### GIVEN REQUEST
The listing below must be repeated word for word, with its images excluded.

### RECORD LIST

···

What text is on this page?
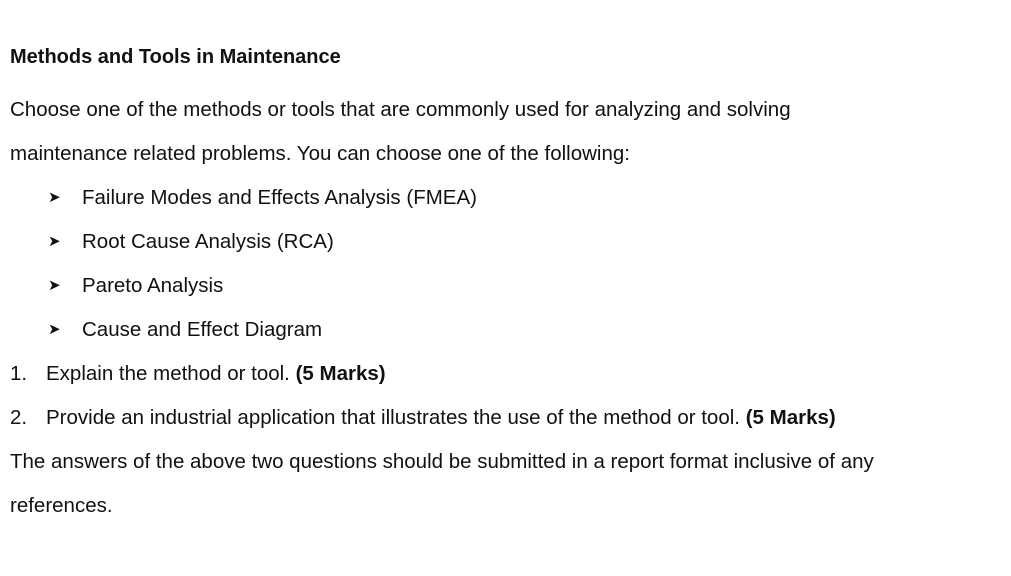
Methods and Tools in Maintenance
Choose one of the methods or tools that are commonly used for analyzing and solving
maintenance related problems. You can choose one of the following:
➤	Failure Modes and Effects Analysis (FMEA)
➤	Root Cause Analysis (RCA)
➤	Pareto Analysis
➤	Cause and Effect Diagram
1. Explain the method or tool. (5 Marks)
2. Provide an industrial application that illustrates the use of the method or tool. (5 Marks)
The answers of the above two questions should be submitted in a report format inclusive of any
references.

···

### RESPONSE FOR THIS EXERCISE
What text is on this page?
Methods and Tools in Maintenance
Choose one of the methods or tools that are commonly used for analyzing and solving
maintenance related problems. You can choose one of the following:
➤	Failure Modes and Effects Analysis (FMEA)
➤	Root Cause Analysis (RCA)
➤	Pareto Analysis
➤	Cause and Effect Diagram
1. Explain the method or tool. (5 Marks)
2. Provide an industrial application that illustrates the use of the method or tool. (5 Marks)
The answers of the above two questions should be submitted in a report format inclusive of any
references.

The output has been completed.